Dataset listings of figures
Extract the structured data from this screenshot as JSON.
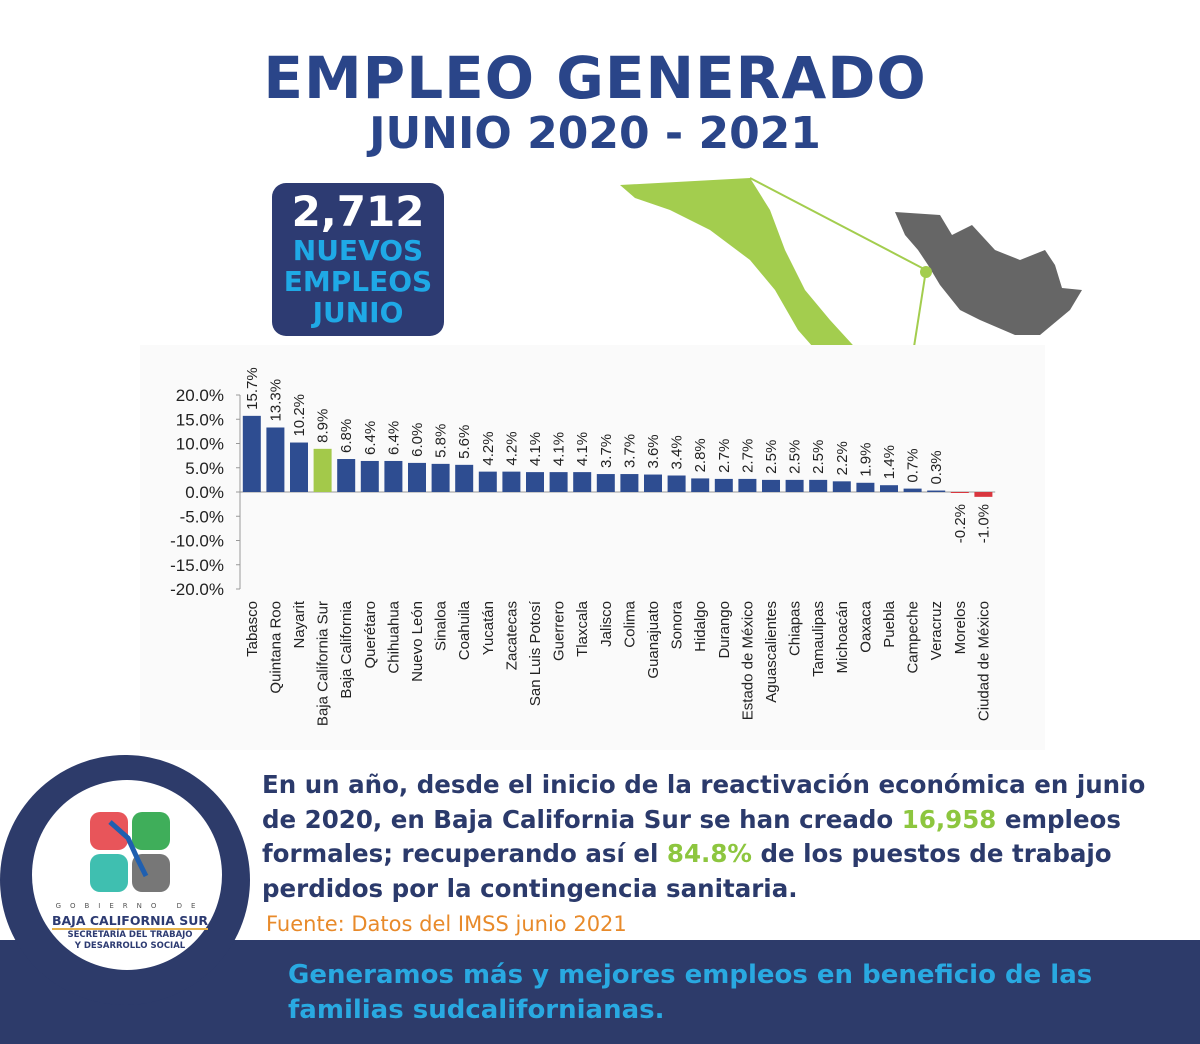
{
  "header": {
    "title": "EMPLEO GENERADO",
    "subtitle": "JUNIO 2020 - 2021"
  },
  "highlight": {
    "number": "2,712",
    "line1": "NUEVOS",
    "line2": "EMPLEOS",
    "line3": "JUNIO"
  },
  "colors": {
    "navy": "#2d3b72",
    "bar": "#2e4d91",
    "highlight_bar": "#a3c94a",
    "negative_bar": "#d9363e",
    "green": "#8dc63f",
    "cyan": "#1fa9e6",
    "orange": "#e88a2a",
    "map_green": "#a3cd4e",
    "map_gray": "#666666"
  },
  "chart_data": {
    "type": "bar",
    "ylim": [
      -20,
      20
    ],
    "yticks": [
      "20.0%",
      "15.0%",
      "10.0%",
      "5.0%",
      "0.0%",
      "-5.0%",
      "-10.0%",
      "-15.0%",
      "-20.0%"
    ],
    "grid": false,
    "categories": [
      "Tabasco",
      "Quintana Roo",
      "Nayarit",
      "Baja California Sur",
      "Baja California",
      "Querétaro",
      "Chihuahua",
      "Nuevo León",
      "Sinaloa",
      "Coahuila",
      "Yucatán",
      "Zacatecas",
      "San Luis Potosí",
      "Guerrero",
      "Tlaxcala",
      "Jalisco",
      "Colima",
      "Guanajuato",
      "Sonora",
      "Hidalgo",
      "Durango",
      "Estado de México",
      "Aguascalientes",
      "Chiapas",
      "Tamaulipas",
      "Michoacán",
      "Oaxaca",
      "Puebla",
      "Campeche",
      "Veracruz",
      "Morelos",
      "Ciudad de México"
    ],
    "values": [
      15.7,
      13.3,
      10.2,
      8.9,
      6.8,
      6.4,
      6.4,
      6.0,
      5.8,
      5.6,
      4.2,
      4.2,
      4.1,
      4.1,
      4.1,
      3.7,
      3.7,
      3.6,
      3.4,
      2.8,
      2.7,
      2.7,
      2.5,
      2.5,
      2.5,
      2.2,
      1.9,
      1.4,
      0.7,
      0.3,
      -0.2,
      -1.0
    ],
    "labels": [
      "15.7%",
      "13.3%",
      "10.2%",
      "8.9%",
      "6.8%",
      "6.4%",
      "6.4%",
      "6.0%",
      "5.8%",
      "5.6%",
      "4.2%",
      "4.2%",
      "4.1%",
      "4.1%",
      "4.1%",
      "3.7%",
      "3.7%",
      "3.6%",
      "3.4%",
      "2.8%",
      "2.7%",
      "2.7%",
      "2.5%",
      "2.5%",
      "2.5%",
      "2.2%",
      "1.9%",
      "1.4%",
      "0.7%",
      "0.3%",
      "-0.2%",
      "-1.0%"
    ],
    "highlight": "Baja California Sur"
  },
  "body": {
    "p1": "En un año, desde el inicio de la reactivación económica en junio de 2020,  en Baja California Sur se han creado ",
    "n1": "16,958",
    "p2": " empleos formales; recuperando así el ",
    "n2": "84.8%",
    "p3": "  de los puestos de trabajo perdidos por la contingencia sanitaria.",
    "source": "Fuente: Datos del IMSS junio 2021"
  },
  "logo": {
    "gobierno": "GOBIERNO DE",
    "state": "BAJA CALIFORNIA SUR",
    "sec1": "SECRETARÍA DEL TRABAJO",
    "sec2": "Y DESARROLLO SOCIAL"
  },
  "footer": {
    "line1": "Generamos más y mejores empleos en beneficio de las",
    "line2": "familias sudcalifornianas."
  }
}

---

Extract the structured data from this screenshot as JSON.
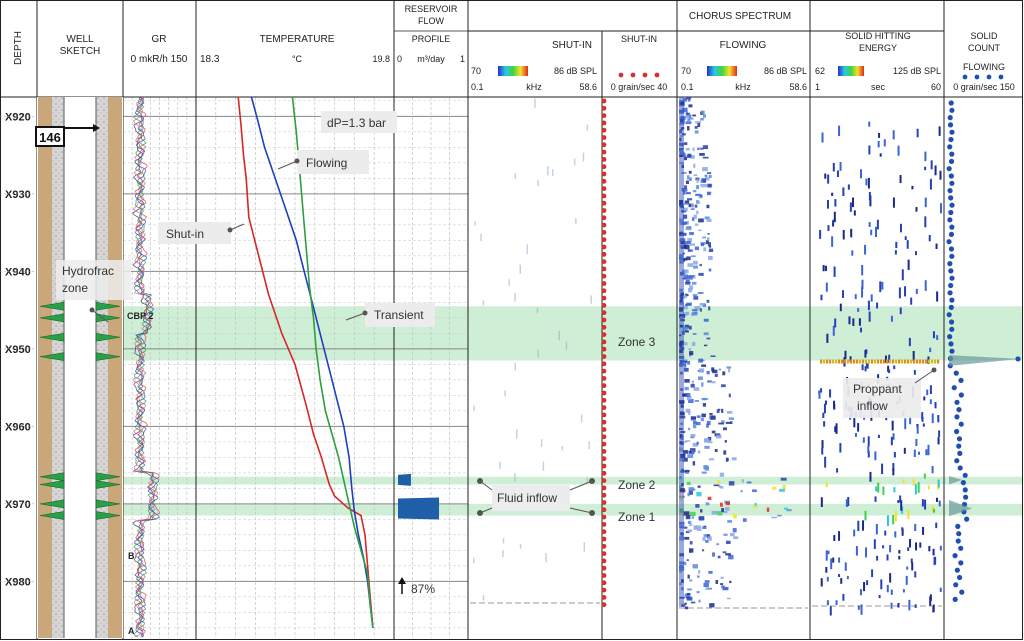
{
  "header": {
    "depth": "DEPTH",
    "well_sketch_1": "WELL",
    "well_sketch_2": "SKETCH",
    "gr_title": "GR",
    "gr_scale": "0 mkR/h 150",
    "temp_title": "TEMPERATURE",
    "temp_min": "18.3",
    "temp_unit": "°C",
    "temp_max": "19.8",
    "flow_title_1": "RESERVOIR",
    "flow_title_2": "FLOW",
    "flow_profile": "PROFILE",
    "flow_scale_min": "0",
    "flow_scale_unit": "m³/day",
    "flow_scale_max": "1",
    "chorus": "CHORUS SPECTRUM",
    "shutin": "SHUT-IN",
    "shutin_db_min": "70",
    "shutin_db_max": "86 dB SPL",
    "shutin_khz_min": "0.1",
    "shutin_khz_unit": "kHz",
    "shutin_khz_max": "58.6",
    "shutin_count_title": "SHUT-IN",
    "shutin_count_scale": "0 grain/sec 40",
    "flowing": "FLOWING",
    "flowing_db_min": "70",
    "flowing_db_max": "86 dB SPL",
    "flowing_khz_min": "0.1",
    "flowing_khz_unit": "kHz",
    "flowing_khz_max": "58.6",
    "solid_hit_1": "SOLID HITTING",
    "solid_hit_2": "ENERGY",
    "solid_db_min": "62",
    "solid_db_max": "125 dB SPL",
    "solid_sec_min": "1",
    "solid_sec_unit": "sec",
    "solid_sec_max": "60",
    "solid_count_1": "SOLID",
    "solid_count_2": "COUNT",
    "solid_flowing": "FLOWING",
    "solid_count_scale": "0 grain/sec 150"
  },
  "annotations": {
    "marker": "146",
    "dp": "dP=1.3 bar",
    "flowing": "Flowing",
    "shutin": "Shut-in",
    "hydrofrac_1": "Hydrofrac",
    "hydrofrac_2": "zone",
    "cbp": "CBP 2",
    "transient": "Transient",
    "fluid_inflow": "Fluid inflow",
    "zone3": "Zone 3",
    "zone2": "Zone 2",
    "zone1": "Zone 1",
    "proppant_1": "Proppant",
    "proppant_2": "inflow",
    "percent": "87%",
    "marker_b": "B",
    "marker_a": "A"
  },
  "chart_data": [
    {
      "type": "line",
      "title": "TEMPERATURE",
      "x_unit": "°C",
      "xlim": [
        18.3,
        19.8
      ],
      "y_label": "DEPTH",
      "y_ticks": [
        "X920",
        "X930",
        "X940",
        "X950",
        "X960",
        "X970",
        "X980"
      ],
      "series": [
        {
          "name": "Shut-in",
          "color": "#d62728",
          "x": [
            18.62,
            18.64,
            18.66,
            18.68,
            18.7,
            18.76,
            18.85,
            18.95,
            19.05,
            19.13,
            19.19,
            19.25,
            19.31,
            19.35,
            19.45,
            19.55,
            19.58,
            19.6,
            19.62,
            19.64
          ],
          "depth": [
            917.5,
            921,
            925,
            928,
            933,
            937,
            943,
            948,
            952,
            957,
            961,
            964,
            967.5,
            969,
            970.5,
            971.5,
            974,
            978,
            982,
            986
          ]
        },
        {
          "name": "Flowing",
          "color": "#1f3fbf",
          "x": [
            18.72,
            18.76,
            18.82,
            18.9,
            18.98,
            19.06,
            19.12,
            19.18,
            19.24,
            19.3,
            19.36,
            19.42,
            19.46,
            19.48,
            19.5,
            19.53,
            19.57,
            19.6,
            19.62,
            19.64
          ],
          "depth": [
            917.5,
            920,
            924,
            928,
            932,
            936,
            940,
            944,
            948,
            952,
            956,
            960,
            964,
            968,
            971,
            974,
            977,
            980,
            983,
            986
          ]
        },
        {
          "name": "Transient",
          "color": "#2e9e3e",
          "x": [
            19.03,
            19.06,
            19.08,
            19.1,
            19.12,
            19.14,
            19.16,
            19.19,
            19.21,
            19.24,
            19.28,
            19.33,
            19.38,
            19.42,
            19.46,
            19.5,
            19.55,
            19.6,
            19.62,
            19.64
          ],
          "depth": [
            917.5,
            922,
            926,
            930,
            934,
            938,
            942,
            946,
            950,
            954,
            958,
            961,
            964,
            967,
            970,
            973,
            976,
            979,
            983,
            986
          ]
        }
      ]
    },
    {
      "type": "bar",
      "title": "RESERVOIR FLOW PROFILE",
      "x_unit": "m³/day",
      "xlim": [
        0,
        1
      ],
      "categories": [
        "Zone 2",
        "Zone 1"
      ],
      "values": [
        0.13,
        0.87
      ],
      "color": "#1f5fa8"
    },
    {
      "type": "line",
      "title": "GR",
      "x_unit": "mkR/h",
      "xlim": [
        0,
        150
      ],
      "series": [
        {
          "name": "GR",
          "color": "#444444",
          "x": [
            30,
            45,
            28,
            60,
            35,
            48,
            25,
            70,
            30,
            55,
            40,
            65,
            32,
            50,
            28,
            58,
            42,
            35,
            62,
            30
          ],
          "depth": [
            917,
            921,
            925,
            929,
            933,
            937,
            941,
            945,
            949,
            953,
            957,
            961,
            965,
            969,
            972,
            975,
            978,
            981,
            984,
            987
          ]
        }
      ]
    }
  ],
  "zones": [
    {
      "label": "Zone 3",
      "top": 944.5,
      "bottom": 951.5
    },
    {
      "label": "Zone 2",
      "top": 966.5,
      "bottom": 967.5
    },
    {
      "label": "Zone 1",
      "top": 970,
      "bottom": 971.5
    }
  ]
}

* * *

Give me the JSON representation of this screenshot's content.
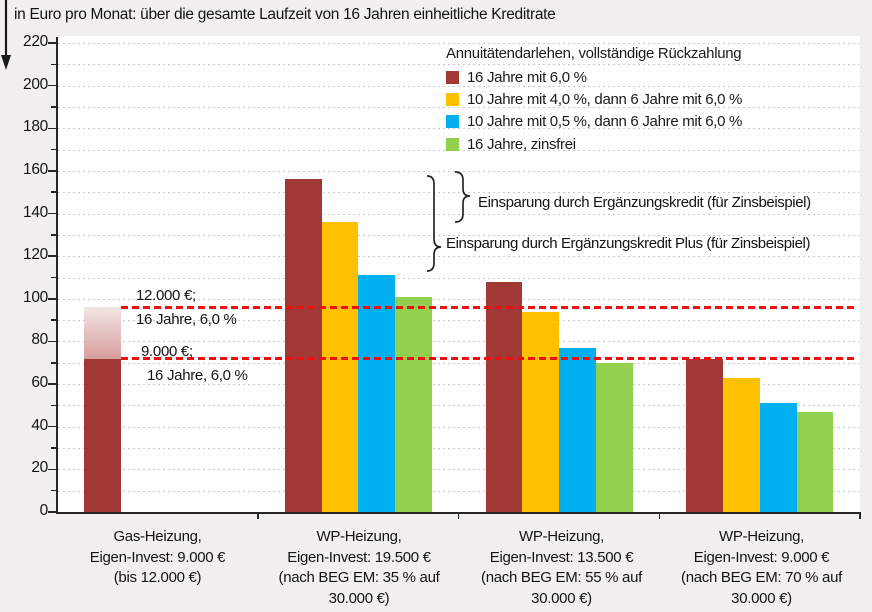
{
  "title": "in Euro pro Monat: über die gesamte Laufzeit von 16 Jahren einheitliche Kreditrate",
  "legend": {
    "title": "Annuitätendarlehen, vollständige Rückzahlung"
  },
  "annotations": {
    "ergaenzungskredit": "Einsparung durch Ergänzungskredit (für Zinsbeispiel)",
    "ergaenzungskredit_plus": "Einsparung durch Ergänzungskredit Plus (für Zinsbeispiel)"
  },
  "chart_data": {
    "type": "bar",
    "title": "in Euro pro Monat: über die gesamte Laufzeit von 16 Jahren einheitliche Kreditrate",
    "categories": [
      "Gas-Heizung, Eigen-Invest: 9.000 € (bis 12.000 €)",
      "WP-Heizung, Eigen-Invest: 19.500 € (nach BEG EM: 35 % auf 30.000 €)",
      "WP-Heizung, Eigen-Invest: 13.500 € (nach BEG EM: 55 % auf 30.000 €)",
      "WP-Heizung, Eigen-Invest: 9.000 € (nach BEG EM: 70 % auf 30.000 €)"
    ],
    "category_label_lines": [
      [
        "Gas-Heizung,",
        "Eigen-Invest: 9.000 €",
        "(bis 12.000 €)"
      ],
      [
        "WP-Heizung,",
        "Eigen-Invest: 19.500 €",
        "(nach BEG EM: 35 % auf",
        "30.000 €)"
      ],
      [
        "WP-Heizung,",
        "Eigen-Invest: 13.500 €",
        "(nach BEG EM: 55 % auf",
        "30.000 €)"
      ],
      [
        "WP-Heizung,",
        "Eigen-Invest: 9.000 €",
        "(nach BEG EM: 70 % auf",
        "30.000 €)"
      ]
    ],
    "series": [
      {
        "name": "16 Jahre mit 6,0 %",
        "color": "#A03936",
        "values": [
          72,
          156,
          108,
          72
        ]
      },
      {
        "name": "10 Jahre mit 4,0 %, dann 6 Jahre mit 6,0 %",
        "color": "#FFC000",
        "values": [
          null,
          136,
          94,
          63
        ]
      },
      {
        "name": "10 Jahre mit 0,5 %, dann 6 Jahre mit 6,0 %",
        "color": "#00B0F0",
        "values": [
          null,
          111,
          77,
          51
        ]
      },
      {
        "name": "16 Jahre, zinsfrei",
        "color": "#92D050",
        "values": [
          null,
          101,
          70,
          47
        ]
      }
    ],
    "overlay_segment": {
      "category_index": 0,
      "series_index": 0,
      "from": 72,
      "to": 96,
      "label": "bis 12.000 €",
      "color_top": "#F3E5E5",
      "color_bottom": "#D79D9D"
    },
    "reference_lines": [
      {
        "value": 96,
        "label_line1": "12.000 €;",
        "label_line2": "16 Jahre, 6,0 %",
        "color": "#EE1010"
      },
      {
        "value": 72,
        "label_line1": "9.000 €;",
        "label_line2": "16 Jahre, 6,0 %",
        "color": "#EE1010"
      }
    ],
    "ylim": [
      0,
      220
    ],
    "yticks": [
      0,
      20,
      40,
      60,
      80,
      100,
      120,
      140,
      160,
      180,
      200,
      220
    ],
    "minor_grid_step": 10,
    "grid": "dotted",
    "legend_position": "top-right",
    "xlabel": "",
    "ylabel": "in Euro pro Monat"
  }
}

| Exercise prompt |
Find every line that includes the string "Ergänzungskredit". Report how many there are and nothing else.

| Answer below |
2